[Stored data]

[Start]

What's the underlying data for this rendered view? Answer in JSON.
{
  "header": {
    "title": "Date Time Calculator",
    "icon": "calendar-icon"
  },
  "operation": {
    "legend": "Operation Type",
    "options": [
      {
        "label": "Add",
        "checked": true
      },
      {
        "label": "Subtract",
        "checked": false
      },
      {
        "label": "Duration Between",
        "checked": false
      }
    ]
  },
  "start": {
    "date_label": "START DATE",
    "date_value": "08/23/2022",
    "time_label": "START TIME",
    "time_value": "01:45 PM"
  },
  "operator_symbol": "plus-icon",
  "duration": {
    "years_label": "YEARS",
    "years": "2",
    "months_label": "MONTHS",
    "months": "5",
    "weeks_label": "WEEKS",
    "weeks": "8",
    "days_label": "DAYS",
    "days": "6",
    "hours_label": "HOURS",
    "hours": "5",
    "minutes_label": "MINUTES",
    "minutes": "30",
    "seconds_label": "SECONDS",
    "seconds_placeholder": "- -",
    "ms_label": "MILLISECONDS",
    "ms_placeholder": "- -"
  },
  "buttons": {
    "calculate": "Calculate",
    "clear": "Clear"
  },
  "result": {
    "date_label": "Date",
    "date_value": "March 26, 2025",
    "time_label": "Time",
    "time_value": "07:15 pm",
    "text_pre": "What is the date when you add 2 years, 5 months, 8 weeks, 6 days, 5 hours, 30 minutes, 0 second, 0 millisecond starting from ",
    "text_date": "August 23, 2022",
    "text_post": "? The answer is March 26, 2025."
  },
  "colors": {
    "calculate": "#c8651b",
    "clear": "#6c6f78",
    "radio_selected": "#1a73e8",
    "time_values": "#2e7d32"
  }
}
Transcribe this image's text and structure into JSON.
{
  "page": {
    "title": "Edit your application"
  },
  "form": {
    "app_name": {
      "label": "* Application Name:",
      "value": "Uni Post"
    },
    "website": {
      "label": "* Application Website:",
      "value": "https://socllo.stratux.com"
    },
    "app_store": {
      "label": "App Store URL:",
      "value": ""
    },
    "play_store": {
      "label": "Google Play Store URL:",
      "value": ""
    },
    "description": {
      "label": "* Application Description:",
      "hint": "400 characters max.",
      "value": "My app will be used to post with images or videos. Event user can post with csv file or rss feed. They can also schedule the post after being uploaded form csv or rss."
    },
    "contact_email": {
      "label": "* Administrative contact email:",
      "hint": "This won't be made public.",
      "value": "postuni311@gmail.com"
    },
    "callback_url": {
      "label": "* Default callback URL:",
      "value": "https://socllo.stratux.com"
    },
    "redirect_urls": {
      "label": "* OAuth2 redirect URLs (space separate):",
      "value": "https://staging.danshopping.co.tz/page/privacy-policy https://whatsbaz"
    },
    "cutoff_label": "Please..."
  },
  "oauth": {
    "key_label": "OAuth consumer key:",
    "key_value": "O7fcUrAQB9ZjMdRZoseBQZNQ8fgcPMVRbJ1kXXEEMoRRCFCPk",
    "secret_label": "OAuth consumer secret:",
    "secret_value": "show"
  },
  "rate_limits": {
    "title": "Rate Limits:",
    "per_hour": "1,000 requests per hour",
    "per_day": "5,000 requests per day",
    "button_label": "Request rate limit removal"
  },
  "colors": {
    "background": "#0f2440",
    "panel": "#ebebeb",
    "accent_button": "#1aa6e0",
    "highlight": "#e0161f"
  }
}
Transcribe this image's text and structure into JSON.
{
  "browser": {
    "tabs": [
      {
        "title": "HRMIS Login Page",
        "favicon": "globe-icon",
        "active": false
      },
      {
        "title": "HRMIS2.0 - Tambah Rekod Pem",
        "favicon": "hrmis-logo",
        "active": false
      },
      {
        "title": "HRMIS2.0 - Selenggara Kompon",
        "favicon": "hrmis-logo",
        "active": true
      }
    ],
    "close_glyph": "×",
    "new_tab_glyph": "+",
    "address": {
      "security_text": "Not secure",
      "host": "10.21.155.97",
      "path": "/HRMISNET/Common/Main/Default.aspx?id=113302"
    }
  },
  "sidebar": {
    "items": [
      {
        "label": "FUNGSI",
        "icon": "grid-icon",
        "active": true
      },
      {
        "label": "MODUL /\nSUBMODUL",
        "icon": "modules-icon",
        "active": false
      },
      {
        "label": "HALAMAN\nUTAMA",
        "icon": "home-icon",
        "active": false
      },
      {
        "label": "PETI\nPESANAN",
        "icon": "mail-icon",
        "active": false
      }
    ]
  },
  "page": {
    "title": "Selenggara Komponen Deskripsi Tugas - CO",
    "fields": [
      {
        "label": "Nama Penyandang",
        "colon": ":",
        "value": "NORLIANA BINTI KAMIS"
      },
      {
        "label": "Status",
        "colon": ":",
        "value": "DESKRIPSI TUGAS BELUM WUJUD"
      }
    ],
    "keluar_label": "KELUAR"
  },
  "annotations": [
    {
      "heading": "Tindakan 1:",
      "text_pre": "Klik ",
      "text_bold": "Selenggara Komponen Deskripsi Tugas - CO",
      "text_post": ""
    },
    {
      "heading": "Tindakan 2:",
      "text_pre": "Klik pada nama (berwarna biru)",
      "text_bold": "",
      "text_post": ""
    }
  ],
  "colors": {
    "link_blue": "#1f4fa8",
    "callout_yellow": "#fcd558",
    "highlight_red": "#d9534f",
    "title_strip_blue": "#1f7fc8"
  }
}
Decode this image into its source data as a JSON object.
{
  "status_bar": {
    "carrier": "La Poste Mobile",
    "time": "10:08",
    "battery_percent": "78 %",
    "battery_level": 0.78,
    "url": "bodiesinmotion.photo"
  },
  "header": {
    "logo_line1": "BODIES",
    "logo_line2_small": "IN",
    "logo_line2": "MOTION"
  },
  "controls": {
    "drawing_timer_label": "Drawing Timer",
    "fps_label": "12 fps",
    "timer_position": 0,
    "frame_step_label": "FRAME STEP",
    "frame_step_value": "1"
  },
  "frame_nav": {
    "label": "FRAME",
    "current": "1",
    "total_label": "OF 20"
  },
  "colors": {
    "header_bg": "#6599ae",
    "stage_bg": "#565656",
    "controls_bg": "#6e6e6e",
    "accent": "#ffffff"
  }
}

[End]

__Short exercise__:
Print the listing above in full, exactly as it is.

__Full solution__:
What's the underlying data for this rendered view? Answer in JSON.
{
  "header": {
    "title": "Date Time Calculator",
    "icon": "calendar-icon"
  },
  "operation": {
    "legend": "Operation Type",
    "options": [
      {
        "label": "Add",
        "checked": true
      },
      {
        "label": "Subtract",
        "checked": false
      },
      {
        "label": "Duration Between",
        "checked": false
      }
    ]
  },
  "start": {
    "date_label": "START DATE",
    "date_value": "08/23/2022",
    "time_label": "START TIME",
    "time_value": "01:45 PM"
  },
  "operator_symbol": "plus-icon",
  "duration": {
    "years_label": "YEARS",
    "years": "2",
    "months_label": "MONTHS",
    "months": "5",
    "weeks_label": "WEEKS",
    "weeks": "8",
    "days_label": "DAYS",
    "days": "6",
    "hours_label": "HOURS",
    "hours": "5",
    "minutes_label": "MINUTES",
    "minutes": "30",
    "seconds_label": "SECONDS",
    "seconds_placeholder": "- -",
    "ms_label": "MILLISECONDS",
    "ms_placeholder": "- -"
  },
  "buttons": {
    "calculate": "Calculate",
    "clear": "Clear"
  },
  "result": {
    "date_label": "Date",
    "date_value": "March 26, 2025",
    "time_label": "Time",
    "time_value": "07:15 pm",
    "text_pre": "What is the date when you add 2 years, 5 months, 8 weeks, 6 days, 5 hours, 30 minutes, 0 second, 0 millisecond starting from ",
    "text_date": "August 23, 2022",
    "text_post": "? The answer is March 26, 2025."
  },
  "colors": {
    "calculate": "#c8651b",
    "clear": "#6c6f78",
    "radio_selected": "#1a73e8",
    "time_values": "#2e7d32"
  }
}
Transcribe this image's text and structure into JSON.
{
  "page": {
    "title": "Edit your application"
  },
  "form": {
    "app_name": {
      "label": "* Application Name:",
      "value": "Uni Post"
    },
    "website": {
      "label": "* Application Website:",
      "value": "https://socllo.stratux.com"
    },
    "app_store": {
      "label": "App Store URL:",
      "value": ""
    },
    "play_store": {
      "label": "Google Play Store URL:",
      "value": ""
    },
    "description": {
      "label": "* Application Description:",
      "hint": "400 characters max.",
      "value": "My app will be used to post with images or videos. Event user can post with csv file or rss feed. They can also schedule the post after being uploaded form csv or rss."
    },
    "contact_email": {
      "label": "* Administrative contact email:",
      "hint": "This won't be made public.",
      "value": "postuni311@gmail.com"
    },
    "callback_url": {
      "label": "* Default callback URL:",
      "value": "https://socllo.stratux.com"
    },
    "redirect_urls": {
      "label": "* OAuth2 redirect URLs (space separate):",
      "value": "https://staging.danshopping.co.tz/page/privacy-policy https://whatsbaz"
    },
    "cutoff_label": "Please..."
  },
  "oauth": {
    "key_label": "OAuth consumer key:",
    "key_value": "O7fcUrAQB9ZjMdRZoseBQZNQ8fgcPMVRbJ1kXXEEMoRRCFCPk",
    "secret_label": "OAuth consumer secret:",
    "secret_value": "show"
  },
  "rate_limits": {
    "title": "Rate Limits:",
    "per_hour": "1,000 requests per hour",
    "per_day": "5,000 requests per day",
    "button_label": "Request rate limit removal"
  },
  "colors": {
    "background": "#0f2440",
    "panel": "#ebebeb",
    "accent_button": "#1aa6e0",
    "highlight": "#e0161f"
  }
}
Transcribe this image's text and structure into JSON.
{
  "browser": {
    "tabs": [
      {
        "title": "HRMIS Login Page",
        "favicon": "globe-icon",
        "active": false
      },
      {
        "title": "HRMIS2.0 - Tambah Rekod Pem",
        "favicon": "hrmis-logo",
        "active": false
      },
      {
        "title": "HRMIS2.0 - Selenggara Kompon",
        "favicon": "hrmis-logo",
        "active": true
      }
    ],
    "close_glyph": "×",
    "new_tab_glyph": "+",
    "address": {
      "security_text": "Not secure",
      "host": "10.21.155.97",
      "path": "/HRMISNET/Common/Main/Default.aspx?id=113302"
    }
  },
  "sidebar": {
    "items": [
      {
        "label": "FUNGSI",
        "icon": "grid-icon",
        "active": true
      },
      {
        "label": "MODUL /\nSUBMODUL",
        "icon": "modules-icon",
        "active": false
      },
      {
        "label": "HALAMAN\nUTAMA",
        "icon": "home-icon",
        "active": false
      },
      {
        "label": "PETI\nPESANAN",
        "icon": "mail-icon",
        "active": false
      }
    ]
  },
  "page": {
    "title": "Selenggara Komponen Deskripsi Tugas - CO",
    "fields": [
      {
        "label": "Nama Penyandang",
        "colon": ":",
        "value": "NORLIANA BINTI KAMIS"
      },
      {
        "label": "Status",
        "colon": ":",
        "value": "DESKRIPSI TUGAS BELUM WUJUD"
      }
    ],
    "keluar_label": "KELUAR"
  },
  "annotations": [
    {
      "heading": "Tindakan 1:",
      "text_pre": "Klik ",
      "text_bold": "Selenggara Komponen Deskripsi Tugas - CO",
      "text_post": ""
    },
    {
      "heading": "Tindakan 2:",
      "text_pre": "Klik pada nama (berwarna biru)",
      "text_bold": "",
      "text_post": ""
    }
  ],
  "colors": {
    "link_blue": "#1f4fa8",
    "callout_yellow": "#fcd558",
    "highlight_red": "#d9534f",
    "title_strip_blue": "#1f7fc8"
  }
}
Decode this image into its source data as a JSON object.
{
  "status_bar": {
    "carrier": "La Poste Mobile",
    "time": "10:08",
    "battery_percent": "78 %",
    "battery_level": 0.78,
    "url": "bodiesinmotion.photo"
  },
  "header": {
    "logo_line1": "BODIES",
    "logo_line2_small": "IN",
    "logo_line2": "MOTION"
  },
  "controls": {
    "drawing_timer_label": "Drawing Timer",
    "fps_label": "12 fps",
    "timer_position": 0,
    "frame_step_label": "FRAME STEP",
    "frame_step_value": "1"
  },
  "frame_nav": {
    "label": "FRAME",
    "current": "1",
    "total_label": "OF 20"
  },
  "colors": {
    "header_bg": "#6599ae",
    "stage_bg": "#565656",
    "controls_bg": "#6e6e6e",
    "accent": "#ffffff"
  }
}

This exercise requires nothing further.